* Start *
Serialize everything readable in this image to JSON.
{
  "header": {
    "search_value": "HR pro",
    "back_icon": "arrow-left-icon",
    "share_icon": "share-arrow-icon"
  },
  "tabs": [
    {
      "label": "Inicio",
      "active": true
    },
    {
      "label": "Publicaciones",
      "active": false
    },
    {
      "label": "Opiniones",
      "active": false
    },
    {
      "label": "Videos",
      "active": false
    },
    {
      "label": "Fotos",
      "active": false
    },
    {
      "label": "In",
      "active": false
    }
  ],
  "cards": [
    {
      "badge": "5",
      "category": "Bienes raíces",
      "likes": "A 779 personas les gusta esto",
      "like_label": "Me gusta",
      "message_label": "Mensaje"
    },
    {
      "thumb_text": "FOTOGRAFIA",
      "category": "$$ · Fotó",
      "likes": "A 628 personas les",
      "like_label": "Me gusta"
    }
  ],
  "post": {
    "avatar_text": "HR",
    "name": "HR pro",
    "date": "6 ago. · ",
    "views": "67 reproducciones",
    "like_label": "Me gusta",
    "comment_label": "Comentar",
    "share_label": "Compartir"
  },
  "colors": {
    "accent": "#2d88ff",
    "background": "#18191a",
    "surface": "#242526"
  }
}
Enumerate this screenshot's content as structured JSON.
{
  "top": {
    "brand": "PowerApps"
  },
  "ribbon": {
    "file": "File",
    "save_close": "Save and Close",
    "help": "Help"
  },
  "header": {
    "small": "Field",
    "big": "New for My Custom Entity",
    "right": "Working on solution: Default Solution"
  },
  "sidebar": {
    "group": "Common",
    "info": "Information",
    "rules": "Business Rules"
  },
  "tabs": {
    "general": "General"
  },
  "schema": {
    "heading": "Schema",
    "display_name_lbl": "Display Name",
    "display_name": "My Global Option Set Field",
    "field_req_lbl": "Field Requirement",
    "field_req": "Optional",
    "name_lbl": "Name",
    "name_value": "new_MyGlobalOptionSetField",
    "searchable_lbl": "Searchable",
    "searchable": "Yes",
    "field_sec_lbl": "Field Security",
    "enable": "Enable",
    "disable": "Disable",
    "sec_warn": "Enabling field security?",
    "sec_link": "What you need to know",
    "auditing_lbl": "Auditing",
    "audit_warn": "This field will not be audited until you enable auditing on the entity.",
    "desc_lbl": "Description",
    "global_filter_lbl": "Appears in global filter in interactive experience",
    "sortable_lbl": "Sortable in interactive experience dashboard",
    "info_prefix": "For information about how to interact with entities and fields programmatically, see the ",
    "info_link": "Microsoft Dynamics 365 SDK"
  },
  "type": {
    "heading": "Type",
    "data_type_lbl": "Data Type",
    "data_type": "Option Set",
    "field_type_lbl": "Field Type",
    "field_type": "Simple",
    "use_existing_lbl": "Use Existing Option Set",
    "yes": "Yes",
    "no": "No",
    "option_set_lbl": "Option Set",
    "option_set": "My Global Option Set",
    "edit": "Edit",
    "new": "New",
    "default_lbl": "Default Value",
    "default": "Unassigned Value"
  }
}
* End *
Return every record, word for word.

--- Task solution ---
Serialize everything readable in this image to JSON.
{
  "header": {
    "search_value": "HR pro",
    "back_icon": "arrow-left-icon",
    "share_icon": "share-arrow-icon"
  },
  "tabs": [
    {
      "label": "Inicio",
      "active": true
    },
    {
      "label": "Publicaciones",
      "active": false
    },
    {
      "label": "Opiniones",
      "active": false
    },
    {
      "label": "Videos",
      "active": false
    },
    {
      "label": "Fotos",
      "active": false
    },
    {
      "label": "In",
      "active": false
    }
  ],
  "cards": [
    {
      "badge": "5",
      "category": "Bienes raíces",
      "likes": "A 779 personas les gusta esto",
      "like_label": "Me gusta",
      "message_label": "Mensaje"
    },
    {
      "thumb_text": "FOTOGRAFIA",
      "category": "$$ · Fotó",
      "likes": "A 628 personas les",
      "like_label": "Me gusta"
    }
  ],
  "post": {
    "avatar_text": "HR",
    "name": "HR pro",
    "date": "6 ago. · ",
    "views": "67 reproducciones",
    "like_label": "Me gusta",
    "comment_label": "Comentar",
    "share_label": "Compartir"
  },
  "colors": {
    "accent": "#2d88ff",
    "background": "#18191a",
    "surface": "#242526"
  }
}
Enumerate this screenshot's content as structured JSON.
{
  "top": {
    "brand": "PowerApps"
  },
  "ribbon": {
    "file": "File",
    "save_close": "Save and Close",
    "help": "Help"
  },
  "header": {
    "small": "Field",
    "big": "New for My Custom Entity",
    "right": "Working on solution: Default Solution"
  },
  "sidebar": {
    "group": "Common",
    "info": "Information",
    "rules": "Business Rules"
  },
  "tabs": {
    "general": "General"
  },
  "schema": {
    "heading": "Schema",
    "display_name_lbl": "Display Name",
    "display_name": "My Global Option Set Field",
    "field_req_lbl": "Field Requirement",
    "field_req": "Optional",
    "name_lbl": "Name",
    "name_value": "new_MyGlobalOptionSetField",
    "searchable_lbl": "Searchable",
    "searchable": "Yes",
    "field_sec_lbl": "Field Security",
    "enable": "Enable",
    "disable": "Disable",
    "sec_warn": "Enabling field security?",
    "sec_link": "What you need to know",
    "auditing_lbl": "Auditing",
    "audit_warn": "This field will not be audited until you enable auditing on the entity.",
    "desc_lbl": "Description",
    "global_filter_lbl": "Appears in global filter in interactive experience",
    "sortable_lbl": "Sortable in interactive experience dashboard",
    "info_prefix": "For information about how to interact with entities and fields programmatically, see the ",
    "info_link": "Microsoft Dynamics 365 SDK"
  },
  "type": {
    "heading": "Type",
    "data_type_lbl": "Data Type",
    "data_type": "Option Set",
    "field_type_lbl": "Field Type",
    "field_type": "Simple",
    "use_existing_lbl": "Use Existing Option Set",
    "yes": "Yes",
    "no": "No",
    "option_set_lbl": "Option Set",
    "option_set": "My Global Option Set",
    "edit": "Edit",
    "new": "New",
    "default_lbl": "Default Value",
    "default": "Unassigned Value"
  }
}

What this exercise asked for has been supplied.